### SET EXERCISE 1
Answer these questions about the review thread:
(a) Which option is the original bug said to reproduce with only?
(b) In which function is the metadata processed and an oop to the class loader 'URLClassLoader' added?
(c) In which file does the reply say it shows no loading of an uncompressed klass pointer from a constant?

### EXCERPT
+ + + + +

[9] RFR(S): 8029443: 'assert(klass->is_loader_alive(_is_alive)) failed: must be alive' during VM_CollectForMetadataAllocation

Mikael Gerdin mikael.gerdin at oracle.com
Tue Jul 22 11:27:52 UTC 2014


Tobias,

On Tuesday 22 July 2014 11.22.27 Tobias Hartmann wrote:
> On 21.07.2014 20:59, Vladimir Kozlov wrote:
> > On 7/21/14 1:44 AM, Tobias Hartmann wrote:
> >> Vladimir, Coleen, thanks for the reviews!
> >> 
> >> On 18.07.2014 20:09, Vladimir Kozlov wrote:
> >>> On 7/18/14 11:02 AM, Coleen Phillimore wrote:
> >>>> On 7/18/14, 11:06 AM, Vladimir Kozlov wrote:
> >>>>> On 7/18/14 4:38 AM, Tobias Hartmann wrote:
> >>>>>> Hi,
> >>>>>> 
> >>>>>> I spend some more days and was finally able to implement a test that
> >>>>> 
> >>>>>> deterministically triggers the bug:
> >>>>> Why do you need to switch off compressed oops? Do you need to switch
> >>>>> off compressed klass pointers too (UseCompressedClassPointers)?
> >>>> 
> >>>> CompressedOops when off turns off CompressedClassPointers.
> >>> 
> >>> You are right, I forgot that. Still the question is why switch off
> >>> coop?
> >> 
> >> I'm only able to reproduce the bug without compressed oops. The original
> >> bug also only reproduces with -XX:-UseCompressedOops. I tried to figure
> >> out why (on Sparc):
> >> 
> >> With compressed oops enabled, Method* metadata referencing 'WorkerClass'
> >> is added to 'doWork' in MacroAssembler::set_narrow_klass(..). In
> >> CodeBuffer::finalize_oop_references(..) the metadata is processed and an
> >> oop to the class loader 'URLClassLoader' is added. This oop leads to the
> >> unloading of 'doWork', hence the verification code is never executed.
> >> 
> >> I'm not sure what set_narrow_klass(..) is used for in this case. I
> >> assume it stores a 'WorkerClass' Klass* in a register as part of an
> >> optimization? Because 'doWork' potentially works on any class.
> >> Apparently this optimization is not performed without compressed oops.
> > 
> > I would suggest to compare 'doWork' assembler
> > (-XX:CompileCommand=print,TestMethodUnloading::doWork) with coop and
> > without it. Usually loaded into register class is used for klass
> > compare do guard inlining code. Or to initialize new object.
> > 
> > I don't see loading (constructing) uncompressed (whole) klass pointer
> > from constant in sparc.ad. It could be the reason for different
> > behavior. It could be loaded from constants section. But constants
> > section should have metadata relocation info in such case.

+ + + + +

### DATA

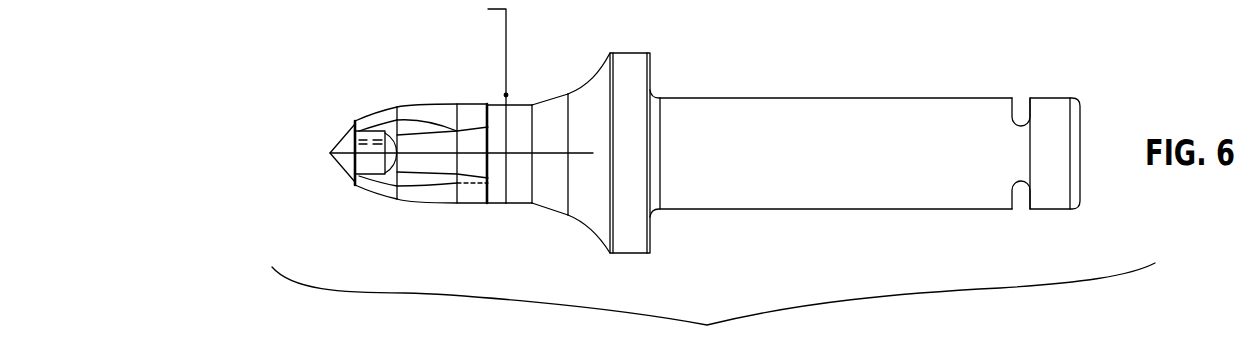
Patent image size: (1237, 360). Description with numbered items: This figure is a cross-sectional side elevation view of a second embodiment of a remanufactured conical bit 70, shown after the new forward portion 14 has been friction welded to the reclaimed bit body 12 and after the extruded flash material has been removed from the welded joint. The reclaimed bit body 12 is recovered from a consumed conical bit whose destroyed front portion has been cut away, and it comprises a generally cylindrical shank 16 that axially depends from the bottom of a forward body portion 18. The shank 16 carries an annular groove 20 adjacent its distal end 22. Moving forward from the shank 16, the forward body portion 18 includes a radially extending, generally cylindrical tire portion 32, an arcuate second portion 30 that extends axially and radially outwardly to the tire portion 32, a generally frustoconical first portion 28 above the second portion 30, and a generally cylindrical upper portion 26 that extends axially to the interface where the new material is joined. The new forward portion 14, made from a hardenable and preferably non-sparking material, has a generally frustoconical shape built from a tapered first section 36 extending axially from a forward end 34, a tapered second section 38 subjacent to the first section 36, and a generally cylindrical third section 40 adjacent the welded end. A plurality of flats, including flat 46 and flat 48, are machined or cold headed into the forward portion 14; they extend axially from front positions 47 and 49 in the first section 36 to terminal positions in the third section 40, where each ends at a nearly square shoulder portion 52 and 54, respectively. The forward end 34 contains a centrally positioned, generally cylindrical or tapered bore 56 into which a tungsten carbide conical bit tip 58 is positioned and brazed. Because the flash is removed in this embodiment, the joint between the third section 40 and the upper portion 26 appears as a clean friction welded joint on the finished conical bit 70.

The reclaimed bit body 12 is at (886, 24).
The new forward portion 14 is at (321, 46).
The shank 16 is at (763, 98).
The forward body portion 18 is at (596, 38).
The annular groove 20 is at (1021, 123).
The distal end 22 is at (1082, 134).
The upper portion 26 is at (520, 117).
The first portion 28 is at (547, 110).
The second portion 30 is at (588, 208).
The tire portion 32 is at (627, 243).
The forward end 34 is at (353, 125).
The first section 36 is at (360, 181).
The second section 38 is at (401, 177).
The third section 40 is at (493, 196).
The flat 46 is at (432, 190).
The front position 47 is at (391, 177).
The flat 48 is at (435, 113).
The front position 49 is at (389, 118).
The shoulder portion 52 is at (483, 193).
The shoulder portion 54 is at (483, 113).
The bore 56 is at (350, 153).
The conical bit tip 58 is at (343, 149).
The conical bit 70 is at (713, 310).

+ + + + +

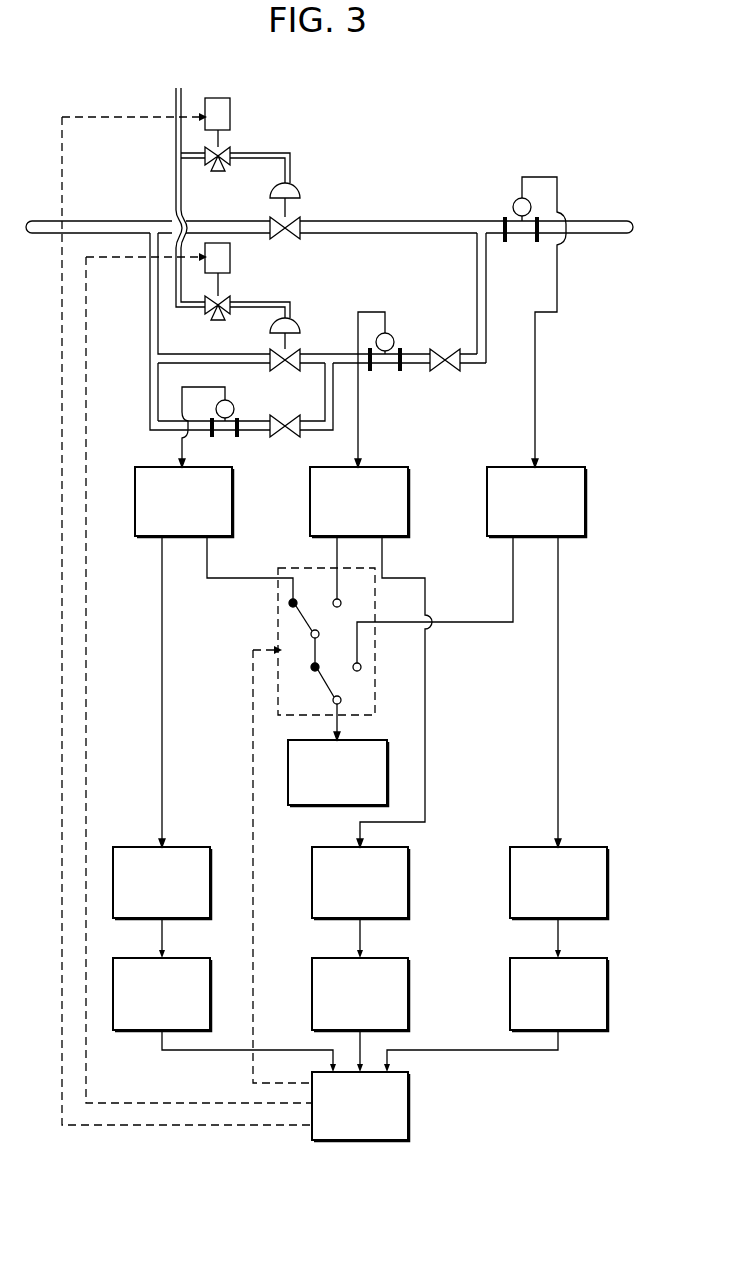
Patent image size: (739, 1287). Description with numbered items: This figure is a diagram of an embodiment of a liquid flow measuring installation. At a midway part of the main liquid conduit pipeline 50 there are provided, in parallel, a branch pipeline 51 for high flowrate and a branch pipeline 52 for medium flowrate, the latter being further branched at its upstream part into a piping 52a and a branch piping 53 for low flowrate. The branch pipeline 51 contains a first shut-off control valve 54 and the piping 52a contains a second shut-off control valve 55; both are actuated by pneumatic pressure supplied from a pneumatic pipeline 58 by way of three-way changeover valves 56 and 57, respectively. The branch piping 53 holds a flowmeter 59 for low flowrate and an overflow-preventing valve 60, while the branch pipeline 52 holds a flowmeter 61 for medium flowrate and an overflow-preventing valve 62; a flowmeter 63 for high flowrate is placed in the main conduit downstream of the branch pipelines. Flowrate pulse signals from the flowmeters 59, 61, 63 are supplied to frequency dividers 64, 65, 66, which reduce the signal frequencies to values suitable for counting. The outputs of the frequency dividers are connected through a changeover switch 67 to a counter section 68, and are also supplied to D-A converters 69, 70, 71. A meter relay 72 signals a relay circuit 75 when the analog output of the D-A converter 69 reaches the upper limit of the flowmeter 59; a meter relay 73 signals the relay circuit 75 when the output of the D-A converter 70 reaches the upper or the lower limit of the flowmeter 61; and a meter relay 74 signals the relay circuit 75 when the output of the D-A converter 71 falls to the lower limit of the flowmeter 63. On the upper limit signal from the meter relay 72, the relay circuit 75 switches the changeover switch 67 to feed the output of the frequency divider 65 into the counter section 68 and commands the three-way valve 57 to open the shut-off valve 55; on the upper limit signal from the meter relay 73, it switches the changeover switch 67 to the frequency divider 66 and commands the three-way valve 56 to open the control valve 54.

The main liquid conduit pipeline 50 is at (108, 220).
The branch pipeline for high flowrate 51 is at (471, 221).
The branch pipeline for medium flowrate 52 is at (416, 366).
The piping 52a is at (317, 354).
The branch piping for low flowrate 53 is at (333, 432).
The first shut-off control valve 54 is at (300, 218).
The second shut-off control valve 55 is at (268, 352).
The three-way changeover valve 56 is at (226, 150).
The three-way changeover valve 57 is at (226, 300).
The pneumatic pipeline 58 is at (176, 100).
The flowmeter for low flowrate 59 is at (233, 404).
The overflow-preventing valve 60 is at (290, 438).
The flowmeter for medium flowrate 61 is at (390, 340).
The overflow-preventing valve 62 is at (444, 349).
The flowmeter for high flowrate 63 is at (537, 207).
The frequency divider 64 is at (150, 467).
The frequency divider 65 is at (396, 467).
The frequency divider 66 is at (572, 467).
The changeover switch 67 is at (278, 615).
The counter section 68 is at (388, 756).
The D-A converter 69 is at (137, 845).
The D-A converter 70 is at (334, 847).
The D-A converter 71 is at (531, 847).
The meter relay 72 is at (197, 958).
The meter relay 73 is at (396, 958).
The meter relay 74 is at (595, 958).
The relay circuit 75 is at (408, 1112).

+ + + + +

### SET EXERCISE 2
Extract every row that contains the string "tire". Case counts.

### FULL ANSWER 1
(a) -XX:-UseCompressedOops
(b) CodeBuffer::finalize_oop_references(..)
(c) sparc.ad

### FULL ANSWER 2
Patent image size: (1237, 360). Description with numbered items: This figure is a cross-sectional side elevation view of a second embodiment of a remanufactured conical bit 70, shown after the new forward portion 14 has been friction welded to the reclaimed bit body 12 and after the extruded flash material has been removed from the welded joint. The reclaimed bit body 12 is recovered from a consumed conical bit whose destroyed front portion has been cut away, and it comprises a generally cylindrical shank 16 that axially depends from the bottom of a forward body portion 18. The shank 16 carries an annular groove 20 adjacent its distal end 22. Moving forward from the shank 16, the forward body portion 18 includes a radially extending, generally cylindrical tire portion 32, an arcuate second portion 30 that extends axially and radially outwardly to the tire portion 32, a generally frustoconical first portion 28 above the second portion 30, and a generally cylindrical upper portion 26 that extends axially to the interface where the new material is joined. The new forward portion 14, made from a hardenable and preferably non-sparking material, has a generally frustoconical shape built from a tapered first section 36 extending axially from a forward end 34, a tapered second section 38 subjacent to the first section 36, and a generally cylindrical third section 40 adjacent the welded end. A plurality of flats, including flat 46 and flat 48, are machined or cold headed into the forward portion 14; they extend axially from front positions 47 and 49 in the first section 36 to terminal positions in the third section 40, where each ends at a nearly square shoulder portion 52 and 54, respectively. The forward end 34 contains a centrally positioned, generally cylindrical or tapered bore 56 into which a tungsten carbide conical bit tip 58 is positioned and brazed. Because the flash is removed in this embodiment, the joint between the third section 40 and the upper portion 26 appears as a clean friction welded joint on the finished conical bit 70.
The tire portion 32 is at (627, 243).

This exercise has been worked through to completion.